## Task instructions
Write out the records that appear below, verbatim and complete, but without pictures.

## Dataset records
──────────

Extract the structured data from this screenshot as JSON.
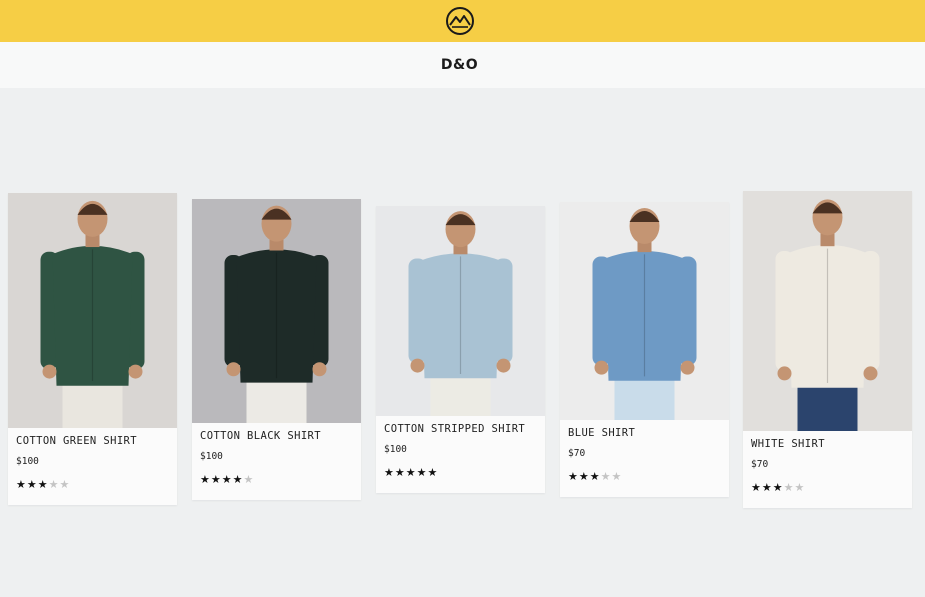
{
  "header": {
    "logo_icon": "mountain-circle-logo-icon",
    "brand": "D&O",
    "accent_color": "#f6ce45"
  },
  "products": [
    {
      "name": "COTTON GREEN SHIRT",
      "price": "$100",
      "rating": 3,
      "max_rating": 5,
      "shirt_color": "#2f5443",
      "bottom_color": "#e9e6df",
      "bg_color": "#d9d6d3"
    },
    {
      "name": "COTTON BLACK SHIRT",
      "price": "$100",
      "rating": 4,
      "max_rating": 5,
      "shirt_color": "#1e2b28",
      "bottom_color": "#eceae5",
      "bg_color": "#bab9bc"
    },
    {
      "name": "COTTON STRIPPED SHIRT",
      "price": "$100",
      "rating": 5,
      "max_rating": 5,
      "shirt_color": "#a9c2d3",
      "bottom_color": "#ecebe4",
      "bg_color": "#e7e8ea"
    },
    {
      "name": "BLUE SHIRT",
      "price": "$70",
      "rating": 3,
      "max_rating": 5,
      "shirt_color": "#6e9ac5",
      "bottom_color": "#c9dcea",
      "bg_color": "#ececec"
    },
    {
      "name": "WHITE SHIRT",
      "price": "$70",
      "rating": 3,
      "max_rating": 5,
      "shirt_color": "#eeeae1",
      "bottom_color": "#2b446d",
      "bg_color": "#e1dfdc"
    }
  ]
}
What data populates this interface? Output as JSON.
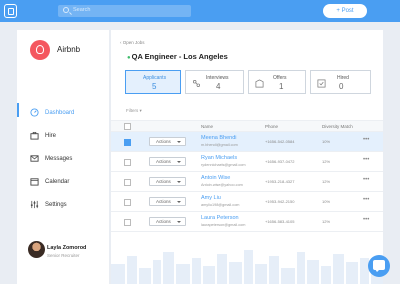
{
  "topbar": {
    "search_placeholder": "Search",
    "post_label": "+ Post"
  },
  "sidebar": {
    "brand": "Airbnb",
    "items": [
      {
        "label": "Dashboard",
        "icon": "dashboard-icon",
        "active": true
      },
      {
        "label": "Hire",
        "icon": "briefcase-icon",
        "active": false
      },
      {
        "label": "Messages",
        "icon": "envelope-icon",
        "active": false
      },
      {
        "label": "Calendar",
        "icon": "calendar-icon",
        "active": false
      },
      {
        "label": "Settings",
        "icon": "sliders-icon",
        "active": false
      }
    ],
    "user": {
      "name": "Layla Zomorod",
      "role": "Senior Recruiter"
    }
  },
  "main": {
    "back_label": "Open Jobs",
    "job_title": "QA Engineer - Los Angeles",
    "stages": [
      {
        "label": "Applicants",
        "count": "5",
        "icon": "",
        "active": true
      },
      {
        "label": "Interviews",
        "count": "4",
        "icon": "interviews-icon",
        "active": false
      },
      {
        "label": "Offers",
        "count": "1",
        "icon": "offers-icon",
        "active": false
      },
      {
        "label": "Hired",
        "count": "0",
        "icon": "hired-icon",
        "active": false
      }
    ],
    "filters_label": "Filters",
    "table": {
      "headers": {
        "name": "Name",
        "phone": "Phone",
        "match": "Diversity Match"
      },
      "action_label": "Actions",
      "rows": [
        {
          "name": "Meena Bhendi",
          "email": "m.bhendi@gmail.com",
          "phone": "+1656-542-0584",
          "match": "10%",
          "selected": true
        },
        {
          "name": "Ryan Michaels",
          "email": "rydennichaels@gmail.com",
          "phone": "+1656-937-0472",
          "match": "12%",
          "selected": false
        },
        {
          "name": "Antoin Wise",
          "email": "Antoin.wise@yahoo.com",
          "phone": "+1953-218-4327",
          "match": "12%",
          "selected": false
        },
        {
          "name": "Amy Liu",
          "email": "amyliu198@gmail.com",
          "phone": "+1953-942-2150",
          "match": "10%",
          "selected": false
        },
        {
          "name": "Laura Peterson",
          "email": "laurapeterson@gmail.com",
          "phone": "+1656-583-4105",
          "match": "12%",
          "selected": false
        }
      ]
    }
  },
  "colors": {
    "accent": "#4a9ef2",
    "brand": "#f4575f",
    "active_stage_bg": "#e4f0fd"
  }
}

──────────

## Task solution
Extract the structured data from this screenshot as JSON.
{
  "header": {
    "logo_icon": "mountain-circle-logo-icon",
    "brand": "D&O",
    "accent_color": "#f6ce45"
  },
  "products": [
    {
      "name": "COTTON GREEN SHIRT",
      "price": "$100",
      "rating": 3,
      "max_rating": 5,
      "shirt_color": "#2f5443",
      "bottom_color": "#e9e6df",
      "bg_color": "#d9d6d3"
    },
    {
      "name": "COTTON BLACK SHIRT",
      "price": "$100",
      "rating": 4,
      "max_rating": 5,
      "shirt_color": "#1e2b28",
      "bottom_color": "#eceae5",
      "bg_color": "#bab9bc"
    },
    {
      "name": "COTTON STRIPPED SHIRT",
      "price": "$100",
      "rating": 5,
      "max_rating": 5,
      "shirt_color": "#a9c2d3",
      "bottom_color": "#ecebe4",
      "bg_color": "#e7e8ea"
    },
    {
      "name": "BLUE SHIRT",
      "price": "$70",
      "rating": 3,
      "max_rating": 5,
      "shirt_color": "#6e9ac5",
      "bottom_color": "#c9dcea",
      "bg_color": "#ececec"
    },
    {
      "name": "WHITE SHIRT",
      "price": "$70",
      "rating": 3,
      "max_rating": 5,
      "shirt_color": "#eeeae1",
      "bottom_color": "#2b446d",
      "bg_color": "#e1dfdc"
    }
  ]
}
What data populates this interface? Output as JSON.
{
  "topbar": {
    "search_placeholder": "Search",
    "post_label": "+ Post"
  },
  "sidebar": {
    "brand": "Airbnb",
    "items": [
      {
        "label": "Dashboard",
        "icon": "dashboard-icon",
        "active": true
      },
      {
        "label": "Hire",
        "icon": "briefcase-icon",
        "active": false
      },
      {
        "label": "Messages",
        "icon": "envelope-icon",
        "active": false
      },
      {
        "label": "Calendar",
        "icon": "calendar-icon",
        "active": false
      },
      {
        "label": "Settings",
        "icon": "sliders-icon",
        "active": false
      }
    ],
    "user": {
      "name": "Layla Zomorod",
      "role": "Senior Recruiter"
    }
  },
  "main": {
    "back_label": "Open Jobs",
    "job_title": "QA Engineer - Los Angeles",
    "stages": [
      {
        "label": "Applicants",
        "count": "5",
        "icon": "",
        "active": true
      },
      {
        "label": "Interviews",
        "count": "4",
        "icon": "interviews-icon",
        "active": false
      },
      {
        "label": "Offers",
        "count": "1",
        "icon": "offers-icon",
        "active": false
      },
      {
        "label": "Hired",
        "count": "0",
        "icon": "hired-icon",
        "active": false
      }
    ],
    "filters_label": "Filters",
    "table": {
      "headers": {
        "name": "Name",
        "phone": "Phone",
        "match": "Diversity Match"
      },
      "action_label": "Actions",
      "rows": [
        {
          "name": "Meena Bhendi",
          "email": "m.bhendi@gmail.com",
          "phone": "+1656-542-0584",
          "match": "10%",
          "selected": true
        },
        {
          "name": "Ryan Michaels",
          "email": "rydennichaels@gmail.com",
          "phone": "+1656-937-0472",
          "match": "12%",
          "selected": false
        },
        {
          "name": "Antoin Wise",
          "email": "Antoin.wise@yahoo.com",
          "phone": "+1953-218-4327",
          "match": "12%",
          "selected": false
        },
        {
          "name": "Amy Liu",
          "email": "amyliu198@gmail.com",
          "phone": "+1953-942-2150",
          "match": "10%",
          "selected": false
        },
        {
          "name": "Laura Peterson",
          "email": "laurapeterson@gmail.com",
          "phone": "+1656-583-4105",
          "match": "12%",
          "selected": false
        }
      ]
    }
  },
  "colors": {
    "accent": "#4a9ef2",
    "brand": "#f4575f",
    "active_stage_bg": "#e4f0fd"
  }
}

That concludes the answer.